TO DO:
Identify the lines that contain the string "title" and copy all of them.

INFORMATION SHOWN:

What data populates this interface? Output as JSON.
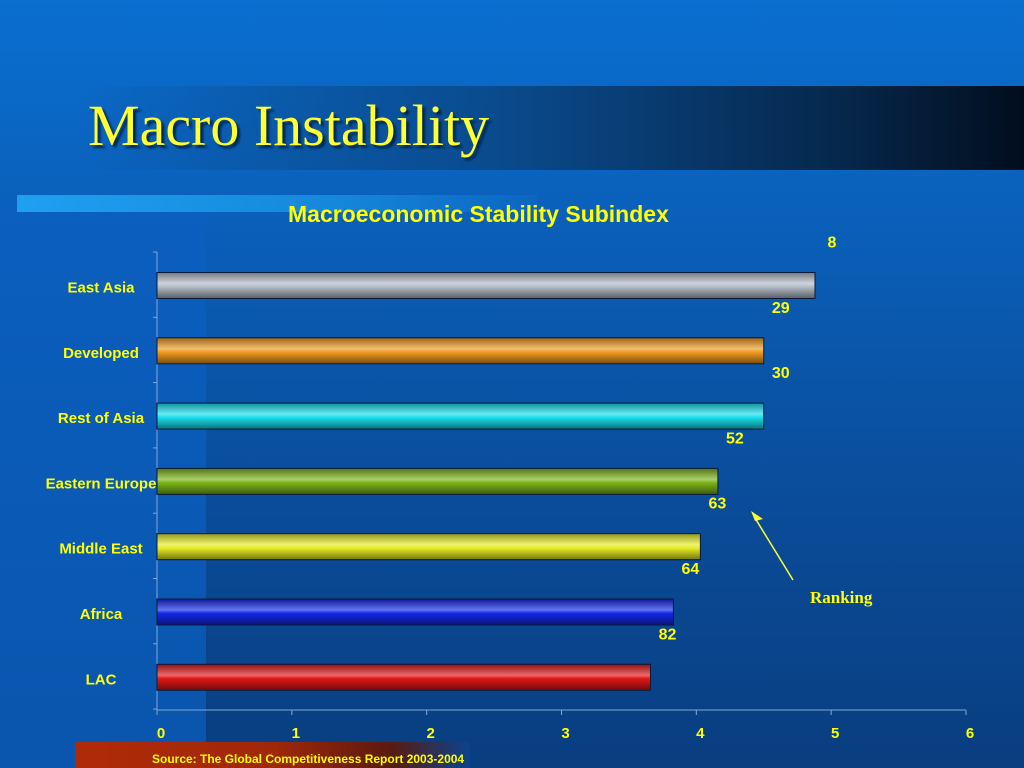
{
  "slide": {
    "title": "Macro Instability",
    "source": "Source: The Global Competitiveness Report 2003-2004",
    "annotation": "Ranking"
  },
  "chart_data": {
    "type": "bar",
    "orientation": "horizontal",
    "title": "Macroeconomic Stability Subindex",
    "xlabel": "",
    "ylabel": "",
    "xlim": [
      0,
      6
    ],
    "x_ticks": [
      "0",
      "1",
      "2",
      "3",
      "4",
      "5",
      "6"
    ],
    "grid": false,
    "categories": [
      "East Asia",
      "Developed",
      "Rest of Asia",
      "Eastern Europe",
      "Middle East",
      "Africa",
      "LAC"
    ],
    "values": [
      4.88,
      4.5,
      4.5,
      4.16,
      4.03,
      3.83,
      3.66
    ],
    "rankings": [
      "8",
      "29",
      "30",
      "52",
      "63",
      "64",
      "82"
    ],
    "colors": [
      "#b4bcc8",
      "#f09a20",
      "#18e0ee",
      "#7cb41a",
      "#e6ec26",
      "#1428e8",
      "#e01818"
    ]
  }
}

SOLUTION TO THIS TASK:
    "title": "Macro Instability",
    "title": "Macroeconomic Stability Subindex",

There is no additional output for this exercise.